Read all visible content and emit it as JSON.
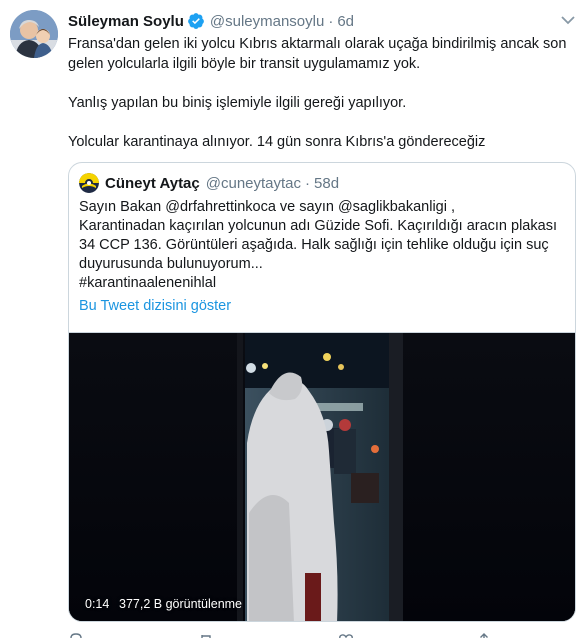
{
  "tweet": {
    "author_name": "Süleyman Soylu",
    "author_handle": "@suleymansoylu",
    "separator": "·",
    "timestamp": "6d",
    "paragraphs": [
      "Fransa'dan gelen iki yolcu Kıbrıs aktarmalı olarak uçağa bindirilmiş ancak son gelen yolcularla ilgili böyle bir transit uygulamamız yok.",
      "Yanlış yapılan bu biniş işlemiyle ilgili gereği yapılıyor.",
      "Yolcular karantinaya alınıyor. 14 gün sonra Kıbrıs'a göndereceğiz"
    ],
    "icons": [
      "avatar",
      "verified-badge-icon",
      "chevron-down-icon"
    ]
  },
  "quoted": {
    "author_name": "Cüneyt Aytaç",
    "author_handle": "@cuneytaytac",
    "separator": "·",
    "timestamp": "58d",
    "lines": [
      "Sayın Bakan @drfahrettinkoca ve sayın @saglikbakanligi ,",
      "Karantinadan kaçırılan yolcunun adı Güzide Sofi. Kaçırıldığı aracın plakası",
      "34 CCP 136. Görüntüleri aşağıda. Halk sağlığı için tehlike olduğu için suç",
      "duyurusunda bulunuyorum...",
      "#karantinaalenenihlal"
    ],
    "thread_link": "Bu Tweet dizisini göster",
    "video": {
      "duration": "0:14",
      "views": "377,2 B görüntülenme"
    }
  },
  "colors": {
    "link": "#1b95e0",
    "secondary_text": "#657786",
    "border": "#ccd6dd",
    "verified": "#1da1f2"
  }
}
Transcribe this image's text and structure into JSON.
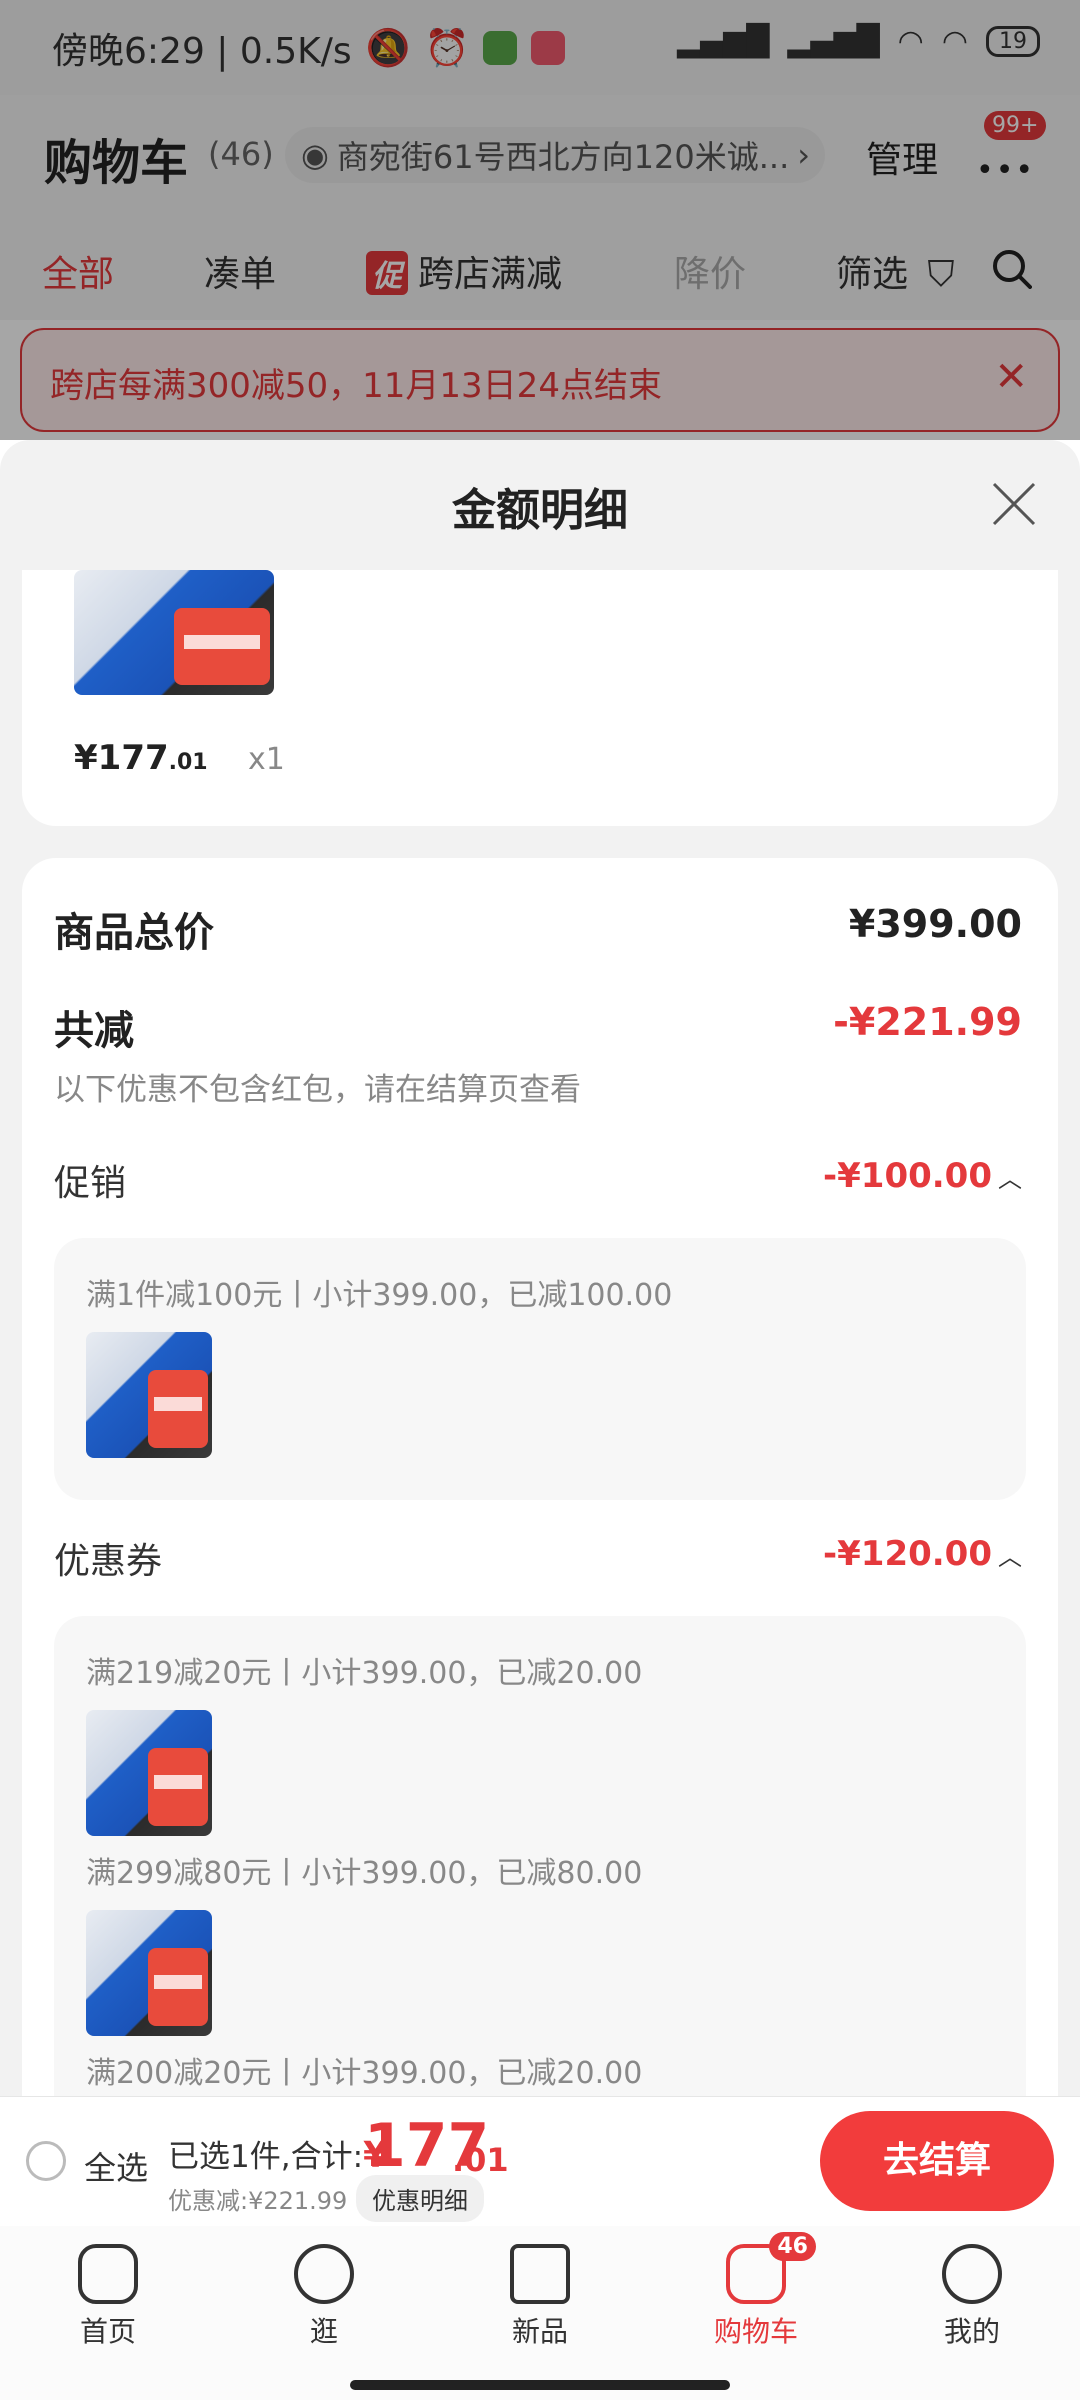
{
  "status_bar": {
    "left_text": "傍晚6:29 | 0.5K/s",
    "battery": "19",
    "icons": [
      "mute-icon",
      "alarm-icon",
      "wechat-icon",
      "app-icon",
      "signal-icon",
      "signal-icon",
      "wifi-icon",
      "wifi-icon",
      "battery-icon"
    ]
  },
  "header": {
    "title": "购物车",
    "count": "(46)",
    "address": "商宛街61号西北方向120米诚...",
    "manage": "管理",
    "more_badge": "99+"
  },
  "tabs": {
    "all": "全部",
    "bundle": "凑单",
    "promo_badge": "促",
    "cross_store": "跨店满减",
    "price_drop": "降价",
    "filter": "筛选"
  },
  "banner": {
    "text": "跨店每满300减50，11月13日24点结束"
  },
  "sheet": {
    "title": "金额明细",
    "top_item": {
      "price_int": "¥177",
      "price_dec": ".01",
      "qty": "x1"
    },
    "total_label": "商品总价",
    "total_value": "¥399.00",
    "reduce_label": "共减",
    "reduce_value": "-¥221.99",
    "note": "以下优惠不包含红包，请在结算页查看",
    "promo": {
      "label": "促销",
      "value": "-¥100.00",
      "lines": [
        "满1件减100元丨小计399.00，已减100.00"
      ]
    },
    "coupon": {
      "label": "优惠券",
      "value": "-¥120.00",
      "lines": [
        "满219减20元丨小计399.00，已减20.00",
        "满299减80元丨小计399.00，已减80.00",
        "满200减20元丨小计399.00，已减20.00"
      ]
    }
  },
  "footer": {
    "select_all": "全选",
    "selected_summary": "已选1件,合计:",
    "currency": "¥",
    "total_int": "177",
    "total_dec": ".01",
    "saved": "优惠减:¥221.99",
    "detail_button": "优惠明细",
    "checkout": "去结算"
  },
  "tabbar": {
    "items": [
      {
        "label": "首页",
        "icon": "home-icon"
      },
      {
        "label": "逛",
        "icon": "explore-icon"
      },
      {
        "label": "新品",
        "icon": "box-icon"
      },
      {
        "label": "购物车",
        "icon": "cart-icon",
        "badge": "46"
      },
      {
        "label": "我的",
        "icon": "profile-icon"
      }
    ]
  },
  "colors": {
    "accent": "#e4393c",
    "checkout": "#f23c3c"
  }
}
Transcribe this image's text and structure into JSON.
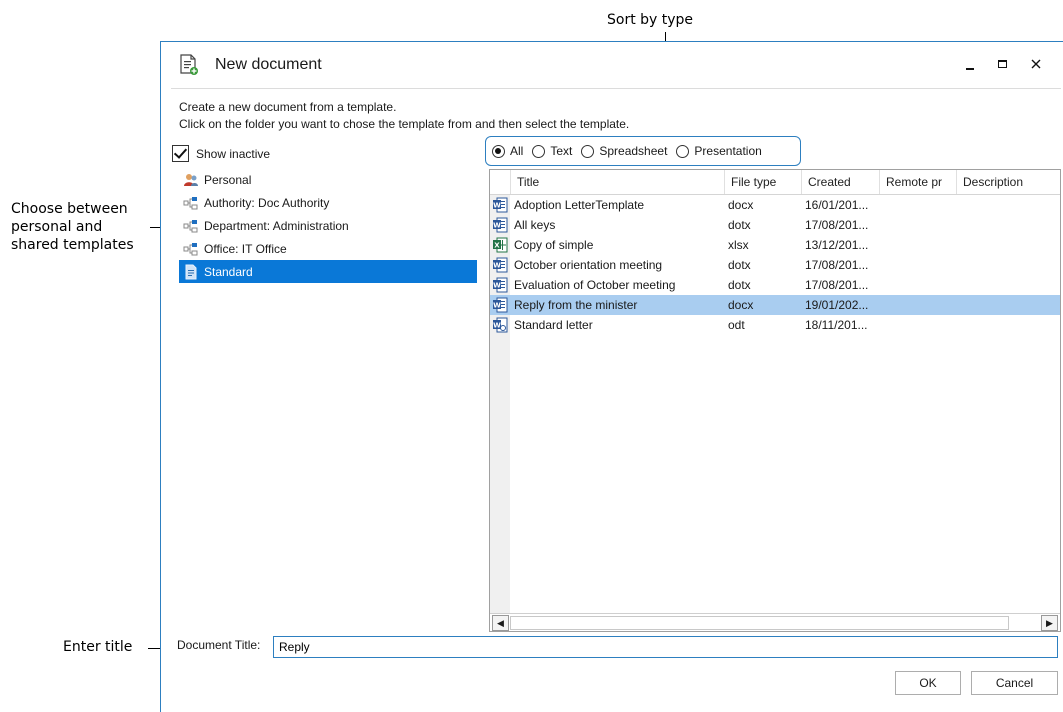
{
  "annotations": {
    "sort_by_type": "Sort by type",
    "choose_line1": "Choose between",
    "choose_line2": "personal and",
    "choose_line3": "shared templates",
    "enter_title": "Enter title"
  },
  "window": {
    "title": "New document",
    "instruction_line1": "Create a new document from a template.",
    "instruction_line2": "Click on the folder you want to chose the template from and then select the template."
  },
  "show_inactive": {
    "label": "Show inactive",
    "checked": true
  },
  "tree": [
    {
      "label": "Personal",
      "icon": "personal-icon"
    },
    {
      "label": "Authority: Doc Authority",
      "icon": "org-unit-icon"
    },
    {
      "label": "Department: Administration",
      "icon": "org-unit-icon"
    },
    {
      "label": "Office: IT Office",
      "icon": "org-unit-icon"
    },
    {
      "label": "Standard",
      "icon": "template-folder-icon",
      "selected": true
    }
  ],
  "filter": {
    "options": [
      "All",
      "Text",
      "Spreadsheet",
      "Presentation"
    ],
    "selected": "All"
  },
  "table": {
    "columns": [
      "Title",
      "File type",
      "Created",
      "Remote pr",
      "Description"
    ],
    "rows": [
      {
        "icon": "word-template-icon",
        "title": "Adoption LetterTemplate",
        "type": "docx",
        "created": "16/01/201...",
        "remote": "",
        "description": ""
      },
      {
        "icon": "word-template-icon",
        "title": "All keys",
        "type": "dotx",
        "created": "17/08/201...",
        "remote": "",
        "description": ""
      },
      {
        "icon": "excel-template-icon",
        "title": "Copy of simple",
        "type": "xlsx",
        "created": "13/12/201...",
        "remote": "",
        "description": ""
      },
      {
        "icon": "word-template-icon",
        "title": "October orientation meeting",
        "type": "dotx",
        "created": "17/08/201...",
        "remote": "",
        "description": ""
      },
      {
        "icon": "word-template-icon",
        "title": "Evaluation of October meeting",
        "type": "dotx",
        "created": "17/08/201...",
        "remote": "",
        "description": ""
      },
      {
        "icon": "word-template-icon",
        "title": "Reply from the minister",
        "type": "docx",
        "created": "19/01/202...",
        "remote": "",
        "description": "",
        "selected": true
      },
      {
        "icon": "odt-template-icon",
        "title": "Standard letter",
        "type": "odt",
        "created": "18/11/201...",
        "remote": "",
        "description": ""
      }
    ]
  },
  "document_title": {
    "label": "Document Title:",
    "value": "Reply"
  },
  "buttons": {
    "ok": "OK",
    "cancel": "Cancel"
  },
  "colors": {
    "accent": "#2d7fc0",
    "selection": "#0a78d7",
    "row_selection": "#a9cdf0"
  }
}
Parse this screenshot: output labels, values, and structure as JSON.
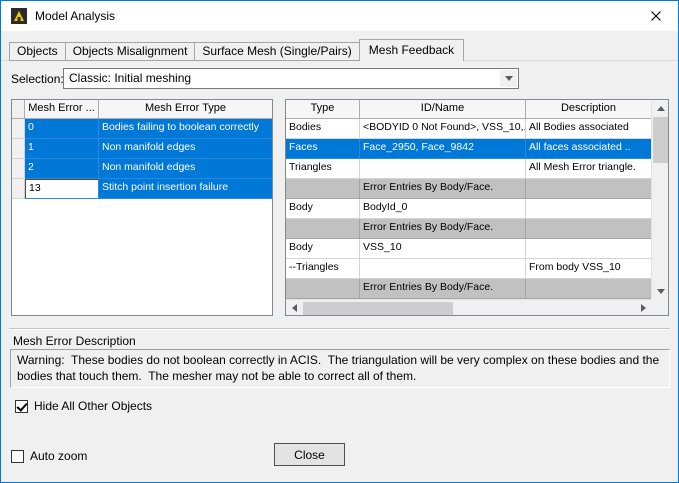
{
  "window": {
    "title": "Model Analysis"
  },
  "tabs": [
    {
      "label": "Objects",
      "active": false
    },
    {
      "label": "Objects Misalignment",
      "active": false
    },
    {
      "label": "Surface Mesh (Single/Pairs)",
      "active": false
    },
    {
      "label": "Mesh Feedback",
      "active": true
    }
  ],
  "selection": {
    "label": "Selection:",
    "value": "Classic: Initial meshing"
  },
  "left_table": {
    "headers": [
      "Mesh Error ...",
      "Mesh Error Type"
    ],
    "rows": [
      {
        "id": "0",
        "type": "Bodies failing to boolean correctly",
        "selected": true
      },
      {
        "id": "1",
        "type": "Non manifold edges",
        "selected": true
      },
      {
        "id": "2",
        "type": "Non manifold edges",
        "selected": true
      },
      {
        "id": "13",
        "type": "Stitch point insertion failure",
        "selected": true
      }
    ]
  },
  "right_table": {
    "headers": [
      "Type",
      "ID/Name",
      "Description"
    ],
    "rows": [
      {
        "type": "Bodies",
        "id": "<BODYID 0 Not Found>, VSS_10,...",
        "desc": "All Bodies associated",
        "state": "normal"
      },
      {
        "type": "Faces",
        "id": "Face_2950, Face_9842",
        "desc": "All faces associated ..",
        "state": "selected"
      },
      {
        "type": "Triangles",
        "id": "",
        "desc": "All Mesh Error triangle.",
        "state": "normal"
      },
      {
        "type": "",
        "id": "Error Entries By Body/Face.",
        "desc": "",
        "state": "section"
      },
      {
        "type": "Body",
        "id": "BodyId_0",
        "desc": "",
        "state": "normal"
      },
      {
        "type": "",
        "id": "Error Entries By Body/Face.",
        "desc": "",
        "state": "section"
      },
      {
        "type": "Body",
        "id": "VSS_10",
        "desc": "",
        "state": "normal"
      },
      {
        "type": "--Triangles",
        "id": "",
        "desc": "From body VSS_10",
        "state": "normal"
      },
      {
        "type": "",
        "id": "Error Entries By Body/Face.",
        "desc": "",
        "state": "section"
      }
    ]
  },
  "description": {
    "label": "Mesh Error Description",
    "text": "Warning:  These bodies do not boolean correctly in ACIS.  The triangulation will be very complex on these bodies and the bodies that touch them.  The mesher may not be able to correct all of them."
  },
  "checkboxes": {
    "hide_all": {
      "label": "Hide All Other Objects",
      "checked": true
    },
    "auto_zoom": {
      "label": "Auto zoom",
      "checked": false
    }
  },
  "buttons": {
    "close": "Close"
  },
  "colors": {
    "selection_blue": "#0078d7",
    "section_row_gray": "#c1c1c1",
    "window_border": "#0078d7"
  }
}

- - - - - - -

## WHAT YOU NEED TO DO:
Work out how many lines of the data hold the string "JSON". Reply with that number alone.

## EXERCISE OUTPUT:
4